-- Exercise description --
Retype the full set of records. Keep every character identical.

════════

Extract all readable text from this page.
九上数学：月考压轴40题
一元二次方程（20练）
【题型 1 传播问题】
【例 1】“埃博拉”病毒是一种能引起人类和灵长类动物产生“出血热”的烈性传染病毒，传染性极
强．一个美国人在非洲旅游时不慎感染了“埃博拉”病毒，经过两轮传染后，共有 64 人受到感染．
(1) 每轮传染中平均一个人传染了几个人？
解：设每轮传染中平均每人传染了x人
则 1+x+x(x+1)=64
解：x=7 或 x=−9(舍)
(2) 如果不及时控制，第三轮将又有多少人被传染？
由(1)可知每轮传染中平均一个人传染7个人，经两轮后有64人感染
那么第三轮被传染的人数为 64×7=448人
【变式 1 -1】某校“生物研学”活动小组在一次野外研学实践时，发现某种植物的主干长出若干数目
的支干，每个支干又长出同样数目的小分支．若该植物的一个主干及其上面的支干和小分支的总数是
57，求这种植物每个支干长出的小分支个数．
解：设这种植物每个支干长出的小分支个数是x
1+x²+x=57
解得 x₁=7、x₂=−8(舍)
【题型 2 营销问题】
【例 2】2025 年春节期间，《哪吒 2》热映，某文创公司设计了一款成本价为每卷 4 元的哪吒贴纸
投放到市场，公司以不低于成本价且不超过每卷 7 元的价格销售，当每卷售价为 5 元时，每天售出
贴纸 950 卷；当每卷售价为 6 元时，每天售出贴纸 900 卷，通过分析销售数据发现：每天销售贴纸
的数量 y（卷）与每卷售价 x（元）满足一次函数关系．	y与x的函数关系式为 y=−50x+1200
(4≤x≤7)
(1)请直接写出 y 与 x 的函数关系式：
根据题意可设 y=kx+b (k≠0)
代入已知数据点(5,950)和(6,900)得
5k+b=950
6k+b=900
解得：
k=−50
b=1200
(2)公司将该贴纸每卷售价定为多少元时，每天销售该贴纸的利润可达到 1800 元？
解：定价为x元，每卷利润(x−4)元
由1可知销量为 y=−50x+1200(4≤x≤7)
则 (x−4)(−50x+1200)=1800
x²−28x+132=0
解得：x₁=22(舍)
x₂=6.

════════

-- Reply --
Extract all readable text from this page.
九上数学：月考压轴40题
一元二次方程（20练）
【题型 1 传播问题】
【例 1】“埃博拉”病毒是一种能引起人类和灵长类动物产生“出血热”的烈性传染病毒，传染性极
强．一个美国人在非洲旅游时不慎感染了“埃博拉”病毒，经过两轮传染后，共有 64 人受到感染．
(1) 每轮传染中平均一个人传染了几个人？
解：设每轮传染中平均每人传染了x人
则 1+x+x(x+1)=64
解：x=7 或 x=−9(舍)
(2) 如果不及时控制，第三轮将又有多少人被传染？
由(1)可知每轮传染中平均一个人传染7个人，经两轮后有64人感染
那么第三轮被传染的人数为 64×7=448人
【变式 1 -1】某校“生物研学”活动小组在一次野外研学实践时，发现某种植物的主干长出若干数目
的支干，每个支干又长出同样数目的小分支．若该植物的一个主干及其上面的支干和小分支的总数是
57，求这种植物每个支干长出的小分支个数．
解：设这种植物每个支干长出的小分支个数是x
1+x²+x=57
解得 x₁=7、x₂=−8(舍)
【题型 2 营销问题】
【例 2】2025 年春节期间，《哪吒 2》热映，某文创公司设计了一款成本价为每卷 4 元的哪吒贴纸
投放到市场，公司以不低于成本价且不超过每卷 7 元的价格销售，当每卷售价为 5 元时，每天售出
贴纸 950 卷；当每卷售价为 6 元时，每天售出贴纸 900 卷，通过分析销售数据发现：每天销售贴纸
的数量 y（卷）与每卷售价 x（元）满足一次函数关系．	y与x的函数关系式为 y=−50x+1200
(4≤x≤7)
(1)请直接写出 y 与 x 的函数关系式：
根据题意可设 y=kx+b (k≠0)
代入已知数据点(5,950)和(6,900)得
5k+b=950
6k+b=900
解得：
k=−50
b=1200
(2)公司将该贴纸每卷售价定为多少元时，每天销售该贴纸的利润可达到 1800 元？
解：定价为x元，每卷利润(x−4)元
由1可知销量为 y=−50x+1200(4≤x≤7)
则 (x−4)(−50x+1200)=1800
x²−28x+132=0
解得：x₁=22(舍)
x₂=6.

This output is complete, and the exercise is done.